* BEGIN *
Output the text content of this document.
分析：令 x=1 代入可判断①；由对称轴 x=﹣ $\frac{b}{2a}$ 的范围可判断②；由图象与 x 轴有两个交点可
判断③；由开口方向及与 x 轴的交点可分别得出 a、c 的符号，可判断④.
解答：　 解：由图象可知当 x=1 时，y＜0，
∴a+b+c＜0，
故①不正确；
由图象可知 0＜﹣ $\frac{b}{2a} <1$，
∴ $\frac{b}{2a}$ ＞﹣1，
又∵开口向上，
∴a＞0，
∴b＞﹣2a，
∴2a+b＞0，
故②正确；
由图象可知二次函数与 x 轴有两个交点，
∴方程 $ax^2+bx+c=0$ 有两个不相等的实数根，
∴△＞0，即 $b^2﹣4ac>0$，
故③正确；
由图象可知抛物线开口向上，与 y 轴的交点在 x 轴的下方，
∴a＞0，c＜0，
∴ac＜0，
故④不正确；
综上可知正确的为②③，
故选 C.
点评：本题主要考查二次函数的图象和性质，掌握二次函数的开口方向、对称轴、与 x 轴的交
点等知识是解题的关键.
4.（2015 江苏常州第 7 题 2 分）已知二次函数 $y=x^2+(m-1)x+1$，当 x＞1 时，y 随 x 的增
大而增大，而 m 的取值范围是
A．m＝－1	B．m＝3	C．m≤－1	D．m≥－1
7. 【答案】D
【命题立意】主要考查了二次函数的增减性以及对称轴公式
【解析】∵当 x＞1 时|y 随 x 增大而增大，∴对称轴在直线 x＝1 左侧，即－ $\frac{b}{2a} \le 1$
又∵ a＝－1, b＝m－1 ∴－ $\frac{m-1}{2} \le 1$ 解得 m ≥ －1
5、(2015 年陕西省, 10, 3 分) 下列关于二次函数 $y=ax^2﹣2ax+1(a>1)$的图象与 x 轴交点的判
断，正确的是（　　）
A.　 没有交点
* END *
* BEGIN *
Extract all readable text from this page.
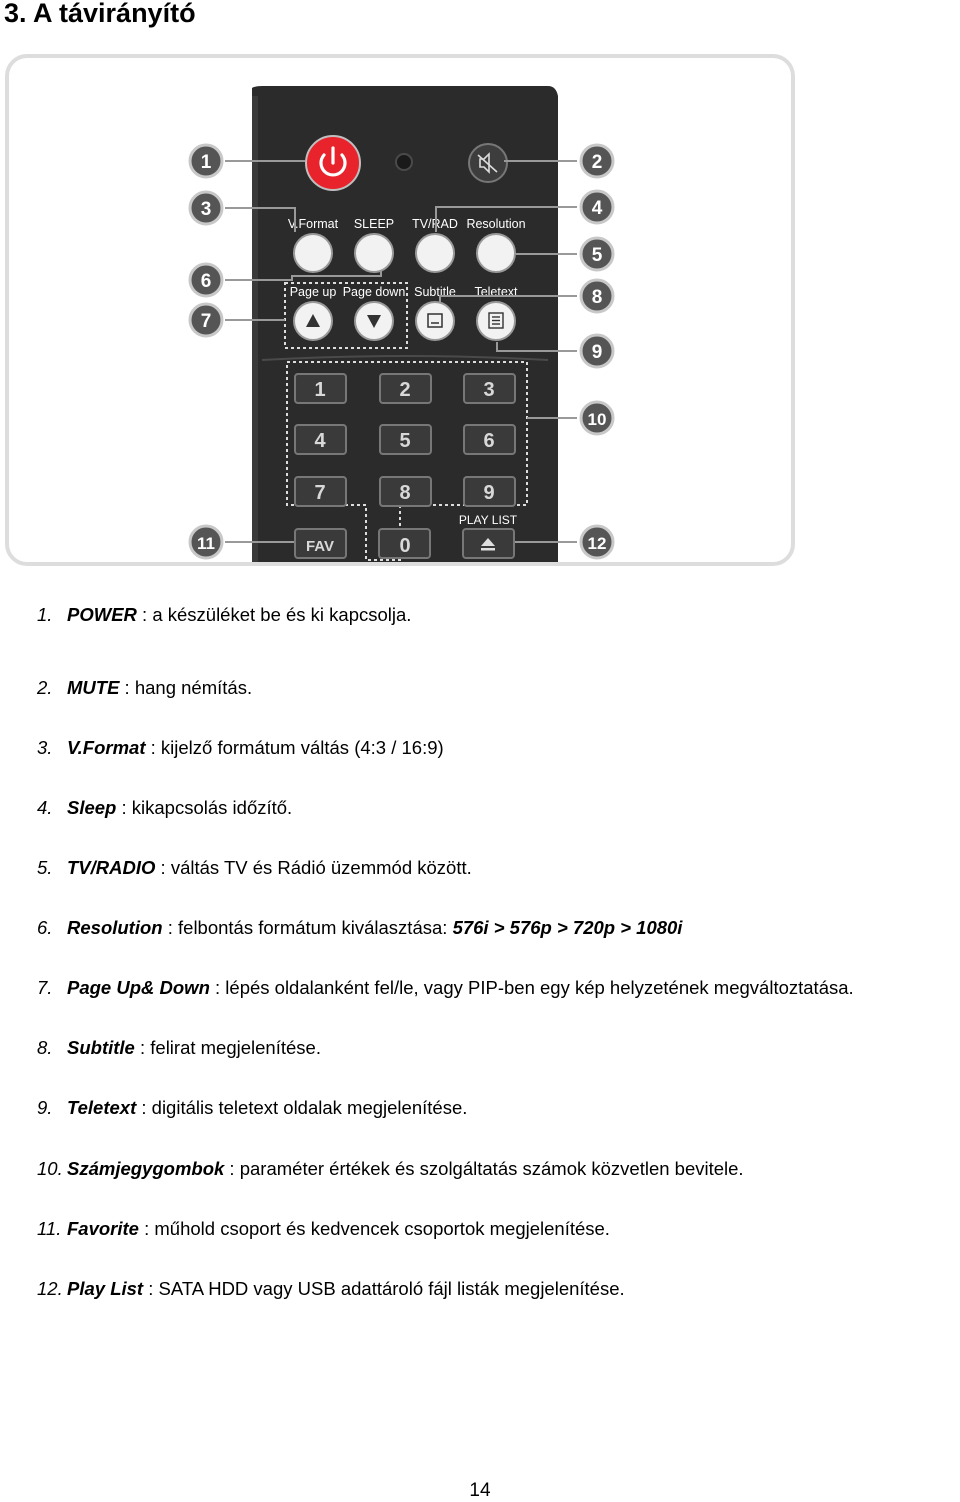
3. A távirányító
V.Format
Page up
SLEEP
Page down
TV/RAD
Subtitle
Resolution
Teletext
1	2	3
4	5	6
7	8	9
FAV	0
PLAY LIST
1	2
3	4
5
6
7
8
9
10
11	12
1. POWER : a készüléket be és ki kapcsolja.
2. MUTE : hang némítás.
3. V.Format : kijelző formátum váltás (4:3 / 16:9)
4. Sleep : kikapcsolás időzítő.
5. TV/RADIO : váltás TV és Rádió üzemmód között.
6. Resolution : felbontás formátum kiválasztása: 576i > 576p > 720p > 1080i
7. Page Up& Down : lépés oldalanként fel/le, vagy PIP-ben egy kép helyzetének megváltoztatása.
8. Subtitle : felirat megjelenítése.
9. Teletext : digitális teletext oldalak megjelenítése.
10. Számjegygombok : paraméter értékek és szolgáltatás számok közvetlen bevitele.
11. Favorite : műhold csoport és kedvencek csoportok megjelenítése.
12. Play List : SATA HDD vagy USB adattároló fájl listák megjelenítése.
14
* END *
List each line in the listing that contains the string "this".

Output the text content of this document.
Extract all readable text from this page.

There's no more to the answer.